**PROBLEM DETAILS:**
Reproduce every entry below precisely. Pictures are excluded from the copy.

Extracted data entries
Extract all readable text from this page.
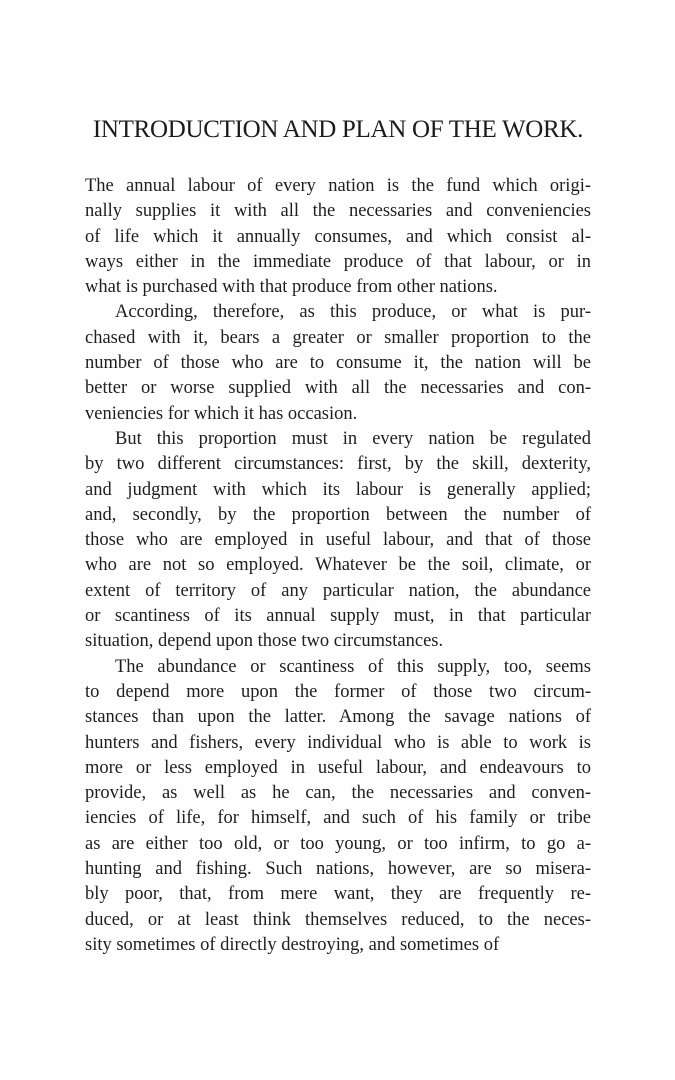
INTRODUCTION AND PLAN OF THE WORK.
The annual labour of every nation is the fund which origi-
nally supplies it with all the necessaries and conveniencies
of life which it annually consumes, and which consist al-
ways either in the immediate produce of that labour, or in
what is purchased with that produce from other nations.
According, therefore, as this produce, or what is pur-
chased with it, bears a greater or smaller proportion to the
number of those who are to consume it, the nation will be
better or worse supplied with all the necessaries and con-
veniencies for which it has occasion.
But this proportion must in every nation be regulated
by two different circumstances: first, by the skill, dexterity,
and judgment with which its labour is generally applied;
and, secondly, by the proportion between the number of
those who are employed in useful labour, and that of those
who are not so employed. Whatever be the soil, climate, or
extent of territory of any particular nation, the abundance
or scantiness of its annual supply must, in that particular
situation, depend upon those two circumstances.
The abundance or scantiness of this supply, too, seems
to depend more upon the former of those two circum-
stances than upon the latter. Among the savage nations of
hunters and fishers, every individual who is able to work is
more or less employed in useful labour, and endeavours to
provide, as well as he can, the necessaries and conven-
iencies of life, for himself, and such of his family or tribe
as are either too old, or too young, or too infirm, to go a-
hunting and fishing. Such nations, however, are so misera-
bly poor, that, from mere want, they are frequently re-
duced, or at least think themselves reduced, to the neces-
sity sometimes of directly destroying, and sometimes of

**WRITTEN RESPONSE:**
Extract all readable text from this page.
INTRODUCTION AND PLAN OF THE WORK.
The annual labour of every nation is the fund which origi-
nally supplies it with all the necessaries and conveniencies
of life which it annually consumes, and which consist al-
ways either in the immediate produce of that labour, or in
what is purchased with that produce from other nations.
According, therefore, as this produce, or what is pur-
chased with it, bears a greater or smaller proportion to the
number of those who are to consume it, the nation will be
better or worse supplied with all the necessaries and con-
veniencies for which it has occasion.
But this proportion must in every nation be regulated
by two different circumstances: first, by the skill, dexterity,
and judgment with which its labour is generally applied;
and, secondly, by the proportion between the number of
those who are employed in useful labour, and that of those
who are not so employed. Whatever be the soil, climate, or
extent of territory of any particular nation, the abundance
or scantiness of its annual supply must, in that particular
situation, depend upon those two circumstances.
The abundance or scantiness of this supply, too, seems
to depend more upon the former of those two circum-
stances than upon the latter. Among the savage nations of
hunters and fishers, every individual who is able to work is
more or less employed in useful labour, and endeavours to
provide, as well as he can, the necessaries and conven-
iencies of life, for himself, and such of his family or tribe
as are either too old, or too young, or too infirm, to go a-
hunting and fishing. Such nations, however, are so misera-
bly poor, that, from mere want, they are frequently re-
duced, or at least think themselves reduced, to the neces-
sity sometimes of directly destroying, and sometimes of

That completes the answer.